■ Given exercise
Lines containing the string "answered" are to be collected in full.

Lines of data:
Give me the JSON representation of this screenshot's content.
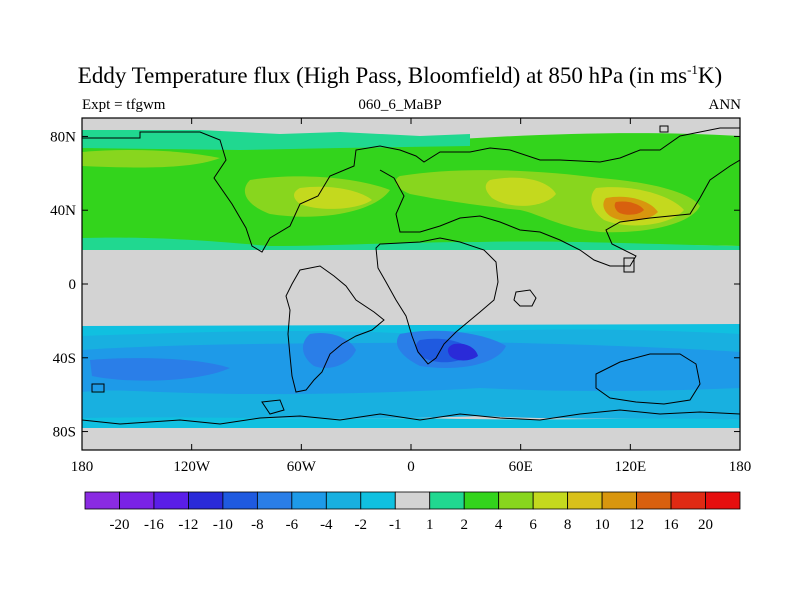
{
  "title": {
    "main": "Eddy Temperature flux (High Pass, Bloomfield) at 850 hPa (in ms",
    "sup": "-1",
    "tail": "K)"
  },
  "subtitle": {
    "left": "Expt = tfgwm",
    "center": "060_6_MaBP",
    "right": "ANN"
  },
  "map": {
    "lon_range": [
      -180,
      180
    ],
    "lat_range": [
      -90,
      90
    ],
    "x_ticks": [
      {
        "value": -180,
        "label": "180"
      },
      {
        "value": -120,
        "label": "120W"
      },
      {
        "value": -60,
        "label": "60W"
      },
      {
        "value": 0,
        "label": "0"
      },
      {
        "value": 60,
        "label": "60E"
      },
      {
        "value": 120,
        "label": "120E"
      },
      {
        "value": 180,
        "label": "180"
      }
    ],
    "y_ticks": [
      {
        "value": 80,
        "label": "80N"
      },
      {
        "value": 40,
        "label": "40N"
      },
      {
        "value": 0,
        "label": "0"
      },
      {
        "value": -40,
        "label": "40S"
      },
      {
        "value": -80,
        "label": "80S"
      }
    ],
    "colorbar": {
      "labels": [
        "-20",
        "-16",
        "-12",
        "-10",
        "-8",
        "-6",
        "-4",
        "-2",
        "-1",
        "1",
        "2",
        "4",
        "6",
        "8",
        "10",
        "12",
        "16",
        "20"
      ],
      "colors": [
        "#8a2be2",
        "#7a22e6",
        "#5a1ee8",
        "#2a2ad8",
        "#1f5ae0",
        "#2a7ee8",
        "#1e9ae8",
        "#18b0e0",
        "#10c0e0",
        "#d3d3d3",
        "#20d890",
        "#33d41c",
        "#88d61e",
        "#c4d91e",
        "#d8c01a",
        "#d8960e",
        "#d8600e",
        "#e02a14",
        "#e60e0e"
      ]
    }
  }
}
--
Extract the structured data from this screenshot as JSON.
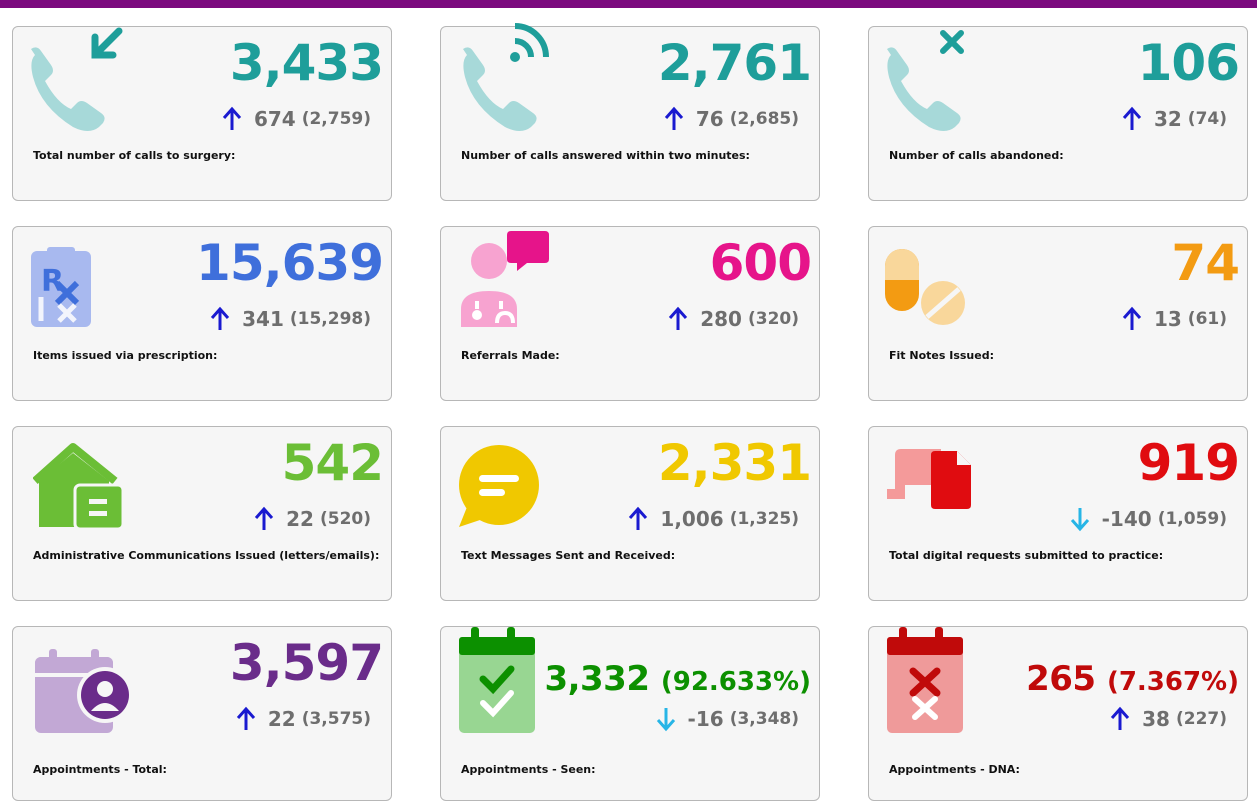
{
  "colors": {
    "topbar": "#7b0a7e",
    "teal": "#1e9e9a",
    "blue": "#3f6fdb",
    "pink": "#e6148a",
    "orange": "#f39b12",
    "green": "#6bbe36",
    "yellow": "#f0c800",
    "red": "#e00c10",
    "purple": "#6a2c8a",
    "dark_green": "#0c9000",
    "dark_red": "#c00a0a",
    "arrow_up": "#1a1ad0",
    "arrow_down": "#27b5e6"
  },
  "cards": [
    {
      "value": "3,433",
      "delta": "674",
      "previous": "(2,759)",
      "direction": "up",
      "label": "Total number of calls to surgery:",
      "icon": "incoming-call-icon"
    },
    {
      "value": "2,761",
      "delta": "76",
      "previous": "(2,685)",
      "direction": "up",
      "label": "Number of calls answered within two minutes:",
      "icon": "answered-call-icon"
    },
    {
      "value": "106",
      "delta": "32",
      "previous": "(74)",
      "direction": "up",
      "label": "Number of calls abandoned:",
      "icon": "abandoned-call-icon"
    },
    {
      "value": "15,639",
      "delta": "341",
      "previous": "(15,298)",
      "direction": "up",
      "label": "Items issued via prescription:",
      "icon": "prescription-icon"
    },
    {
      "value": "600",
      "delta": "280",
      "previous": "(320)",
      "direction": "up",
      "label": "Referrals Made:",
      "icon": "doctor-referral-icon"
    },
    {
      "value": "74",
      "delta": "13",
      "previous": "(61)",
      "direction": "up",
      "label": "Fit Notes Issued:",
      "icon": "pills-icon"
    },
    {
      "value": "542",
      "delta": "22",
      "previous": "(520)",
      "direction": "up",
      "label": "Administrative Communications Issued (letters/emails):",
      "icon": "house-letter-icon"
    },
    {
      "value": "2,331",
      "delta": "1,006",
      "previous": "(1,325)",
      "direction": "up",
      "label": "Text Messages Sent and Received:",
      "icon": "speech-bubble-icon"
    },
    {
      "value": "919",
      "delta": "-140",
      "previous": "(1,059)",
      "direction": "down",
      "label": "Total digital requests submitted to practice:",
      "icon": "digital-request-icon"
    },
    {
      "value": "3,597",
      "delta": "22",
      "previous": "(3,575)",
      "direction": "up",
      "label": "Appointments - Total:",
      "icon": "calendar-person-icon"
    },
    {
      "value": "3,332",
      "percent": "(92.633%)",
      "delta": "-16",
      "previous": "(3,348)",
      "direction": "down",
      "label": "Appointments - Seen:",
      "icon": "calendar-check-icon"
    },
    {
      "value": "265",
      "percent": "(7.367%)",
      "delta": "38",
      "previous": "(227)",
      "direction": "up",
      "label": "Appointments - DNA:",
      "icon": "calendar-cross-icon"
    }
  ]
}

■ Answer in full
      "label": "Number of calls answered within two minutes:",
      "icon": "answered-call-icon"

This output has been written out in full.